Count the lines below that contain the word "this" and give only that number.

(Dataset excerpt)
(begin)

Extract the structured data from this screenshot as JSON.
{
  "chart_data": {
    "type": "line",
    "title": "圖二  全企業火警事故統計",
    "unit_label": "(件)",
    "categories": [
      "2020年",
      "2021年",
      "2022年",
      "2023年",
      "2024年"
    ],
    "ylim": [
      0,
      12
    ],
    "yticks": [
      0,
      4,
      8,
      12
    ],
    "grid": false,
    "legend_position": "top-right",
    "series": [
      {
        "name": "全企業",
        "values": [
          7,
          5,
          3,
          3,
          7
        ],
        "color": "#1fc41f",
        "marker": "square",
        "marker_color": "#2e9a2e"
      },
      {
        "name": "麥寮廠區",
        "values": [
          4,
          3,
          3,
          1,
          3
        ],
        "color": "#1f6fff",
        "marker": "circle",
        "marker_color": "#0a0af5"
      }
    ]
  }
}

(end)
(begin)

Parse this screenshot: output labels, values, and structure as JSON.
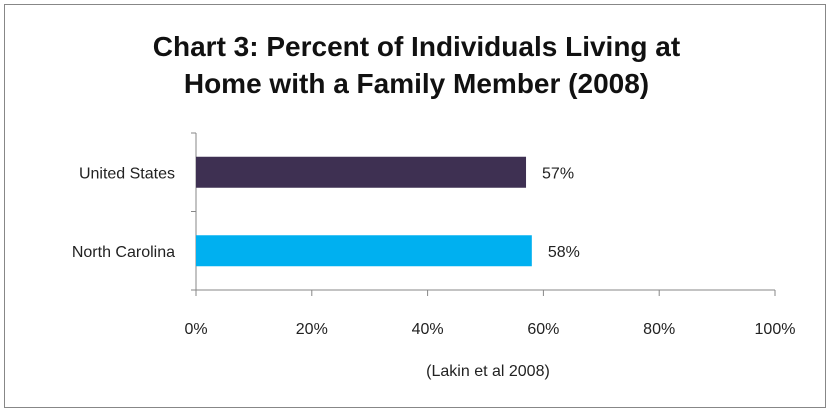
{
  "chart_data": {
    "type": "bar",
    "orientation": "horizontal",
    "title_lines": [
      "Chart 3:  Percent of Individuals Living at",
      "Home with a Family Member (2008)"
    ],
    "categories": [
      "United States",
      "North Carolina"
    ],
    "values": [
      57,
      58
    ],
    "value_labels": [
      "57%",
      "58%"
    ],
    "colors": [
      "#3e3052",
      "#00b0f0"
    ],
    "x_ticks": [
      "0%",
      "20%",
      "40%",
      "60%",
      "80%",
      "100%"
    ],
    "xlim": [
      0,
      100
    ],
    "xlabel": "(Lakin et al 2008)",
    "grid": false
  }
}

(end)

■ **Solution to the problem**: 2